Copy exactly the run of lines that begins at the line with "Extract all readable text from this page." and ends at the final line of the entries.

Data entries:
■ ■ ■ ■ ■
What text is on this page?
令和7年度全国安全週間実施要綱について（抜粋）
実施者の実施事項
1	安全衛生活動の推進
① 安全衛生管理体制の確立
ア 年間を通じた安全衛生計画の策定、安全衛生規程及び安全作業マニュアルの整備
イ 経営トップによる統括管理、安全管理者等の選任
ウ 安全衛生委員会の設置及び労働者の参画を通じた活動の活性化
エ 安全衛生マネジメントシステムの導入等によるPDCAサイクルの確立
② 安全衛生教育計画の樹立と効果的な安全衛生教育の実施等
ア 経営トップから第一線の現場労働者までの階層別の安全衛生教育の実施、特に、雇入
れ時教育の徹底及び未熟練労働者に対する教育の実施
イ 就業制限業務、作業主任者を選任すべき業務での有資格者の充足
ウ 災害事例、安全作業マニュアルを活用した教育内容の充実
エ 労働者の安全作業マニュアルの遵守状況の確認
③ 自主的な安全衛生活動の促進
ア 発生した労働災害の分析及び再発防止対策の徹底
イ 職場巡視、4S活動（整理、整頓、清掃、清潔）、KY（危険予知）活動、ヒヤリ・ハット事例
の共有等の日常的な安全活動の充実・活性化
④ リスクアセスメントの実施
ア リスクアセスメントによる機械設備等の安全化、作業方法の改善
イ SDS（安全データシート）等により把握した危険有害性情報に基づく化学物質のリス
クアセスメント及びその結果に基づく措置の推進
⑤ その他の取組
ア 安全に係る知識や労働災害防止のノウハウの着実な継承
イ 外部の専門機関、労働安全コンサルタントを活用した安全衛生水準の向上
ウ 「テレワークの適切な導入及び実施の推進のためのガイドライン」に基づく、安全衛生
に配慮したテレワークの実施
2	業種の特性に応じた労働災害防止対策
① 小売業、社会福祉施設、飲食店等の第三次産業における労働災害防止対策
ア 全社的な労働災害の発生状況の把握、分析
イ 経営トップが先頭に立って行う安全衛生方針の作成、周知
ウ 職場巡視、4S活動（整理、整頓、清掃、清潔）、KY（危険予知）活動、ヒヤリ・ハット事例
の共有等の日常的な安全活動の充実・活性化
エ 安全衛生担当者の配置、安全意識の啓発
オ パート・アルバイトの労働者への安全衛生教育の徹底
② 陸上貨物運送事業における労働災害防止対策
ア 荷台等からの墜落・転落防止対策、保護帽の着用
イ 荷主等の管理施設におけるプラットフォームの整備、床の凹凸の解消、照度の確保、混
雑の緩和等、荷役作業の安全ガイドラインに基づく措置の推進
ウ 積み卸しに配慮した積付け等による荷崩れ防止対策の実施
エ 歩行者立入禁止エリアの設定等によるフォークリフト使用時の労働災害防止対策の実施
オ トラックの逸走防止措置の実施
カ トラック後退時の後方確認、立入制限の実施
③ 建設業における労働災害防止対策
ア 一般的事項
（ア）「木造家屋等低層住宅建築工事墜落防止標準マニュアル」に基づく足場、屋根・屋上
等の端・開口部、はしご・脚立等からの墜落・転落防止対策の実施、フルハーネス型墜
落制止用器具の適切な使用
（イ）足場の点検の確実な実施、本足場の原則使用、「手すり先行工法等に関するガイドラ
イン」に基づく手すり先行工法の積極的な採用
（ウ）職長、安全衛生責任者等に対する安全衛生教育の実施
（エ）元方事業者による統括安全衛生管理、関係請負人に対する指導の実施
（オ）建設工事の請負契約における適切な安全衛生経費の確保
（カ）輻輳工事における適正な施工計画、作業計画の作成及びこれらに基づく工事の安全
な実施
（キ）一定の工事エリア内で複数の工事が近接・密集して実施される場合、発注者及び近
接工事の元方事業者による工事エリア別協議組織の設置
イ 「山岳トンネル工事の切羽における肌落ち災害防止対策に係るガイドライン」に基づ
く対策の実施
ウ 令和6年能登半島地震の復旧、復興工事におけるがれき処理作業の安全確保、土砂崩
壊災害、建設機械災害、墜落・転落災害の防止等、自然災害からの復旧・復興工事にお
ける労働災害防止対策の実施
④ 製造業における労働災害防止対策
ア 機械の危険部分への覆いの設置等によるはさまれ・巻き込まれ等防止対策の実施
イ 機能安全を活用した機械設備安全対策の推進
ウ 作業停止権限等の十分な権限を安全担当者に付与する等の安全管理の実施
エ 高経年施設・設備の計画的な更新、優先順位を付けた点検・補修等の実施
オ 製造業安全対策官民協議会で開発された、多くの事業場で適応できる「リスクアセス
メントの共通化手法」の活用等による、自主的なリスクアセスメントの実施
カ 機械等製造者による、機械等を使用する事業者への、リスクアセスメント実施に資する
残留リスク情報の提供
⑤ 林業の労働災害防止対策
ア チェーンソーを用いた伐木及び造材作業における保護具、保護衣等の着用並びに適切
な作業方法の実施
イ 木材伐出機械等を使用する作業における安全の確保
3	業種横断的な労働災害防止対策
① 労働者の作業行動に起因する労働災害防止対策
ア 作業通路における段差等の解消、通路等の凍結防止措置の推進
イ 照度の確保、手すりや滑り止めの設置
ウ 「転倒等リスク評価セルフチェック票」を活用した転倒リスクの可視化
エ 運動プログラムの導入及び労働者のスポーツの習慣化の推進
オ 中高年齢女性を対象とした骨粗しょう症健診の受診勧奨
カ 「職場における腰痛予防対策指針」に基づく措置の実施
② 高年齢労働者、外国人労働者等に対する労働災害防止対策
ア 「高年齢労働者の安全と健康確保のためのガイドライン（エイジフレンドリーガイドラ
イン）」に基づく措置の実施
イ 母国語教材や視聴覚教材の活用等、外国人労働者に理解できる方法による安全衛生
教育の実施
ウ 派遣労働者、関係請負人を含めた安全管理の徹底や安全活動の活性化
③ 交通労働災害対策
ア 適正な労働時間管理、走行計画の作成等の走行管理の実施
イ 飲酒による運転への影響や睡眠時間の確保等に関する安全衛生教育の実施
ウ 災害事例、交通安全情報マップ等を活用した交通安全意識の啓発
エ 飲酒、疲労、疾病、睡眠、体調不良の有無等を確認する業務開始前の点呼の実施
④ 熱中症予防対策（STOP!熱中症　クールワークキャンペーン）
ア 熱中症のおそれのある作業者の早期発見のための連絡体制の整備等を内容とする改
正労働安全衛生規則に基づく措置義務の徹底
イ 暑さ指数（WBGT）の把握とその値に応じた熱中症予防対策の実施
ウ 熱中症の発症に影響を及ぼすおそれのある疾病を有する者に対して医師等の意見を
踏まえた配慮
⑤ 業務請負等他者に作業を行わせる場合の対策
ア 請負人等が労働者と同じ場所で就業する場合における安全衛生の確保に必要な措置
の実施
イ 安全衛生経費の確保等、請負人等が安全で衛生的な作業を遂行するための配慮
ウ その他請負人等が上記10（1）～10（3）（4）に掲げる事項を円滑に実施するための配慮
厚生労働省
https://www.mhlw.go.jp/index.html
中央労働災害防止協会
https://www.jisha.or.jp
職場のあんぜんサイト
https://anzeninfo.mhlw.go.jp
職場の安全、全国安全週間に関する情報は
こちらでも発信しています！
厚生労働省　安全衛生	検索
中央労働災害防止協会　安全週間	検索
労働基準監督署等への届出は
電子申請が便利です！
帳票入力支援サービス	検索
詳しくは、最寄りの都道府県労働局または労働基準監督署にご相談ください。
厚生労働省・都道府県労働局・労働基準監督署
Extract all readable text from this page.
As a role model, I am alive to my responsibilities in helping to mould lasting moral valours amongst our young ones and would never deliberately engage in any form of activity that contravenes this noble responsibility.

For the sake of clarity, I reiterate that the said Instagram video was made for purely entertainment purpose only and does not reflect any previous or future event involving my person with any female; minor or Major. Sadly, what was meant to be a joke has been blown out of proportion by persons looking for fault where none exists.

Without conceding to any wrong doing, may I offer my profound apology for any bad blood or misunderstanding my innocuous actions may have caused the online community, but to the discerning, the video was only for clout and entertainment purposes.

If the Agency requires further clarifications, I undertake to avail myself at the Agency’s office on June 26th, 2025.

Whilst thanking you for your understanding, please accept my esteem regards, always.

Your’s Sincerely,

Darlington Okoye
■ ■ ■ ■ ■
-- RESPONSE TO THIS EXERCISE --
Extract all readable text from this page.
As a role model, I am alive to my responsibilities in helping to mould lasting moral valours amongst our young ones and would never deliberately engage in any form of activity that contravenes this noble responsibility.

For the sake of clarity, I reiterate that the said Instagram video was made for purely entertainment purpose only and does not reflect any previous or future event involving my person with any female; minor or Major. Sadly, what was meant to be a joke has been blown out of proportion by persons looking for fault where none exists.

Without conceding to any wrong doing, may I offer my profound apology for any bad blood or misunderstanding my innocuous actions may have caused the online community, but to the discerning, the video was only for clout and entertainment purposes.

If the Agency requires further clarifications, I undertake to avail myself at the Agency’s office on June 26th, 2025.

Whilst thanking you for your understanding, please accept my esteem regards, always.

Your’s Sincerely,

Darlington Okoye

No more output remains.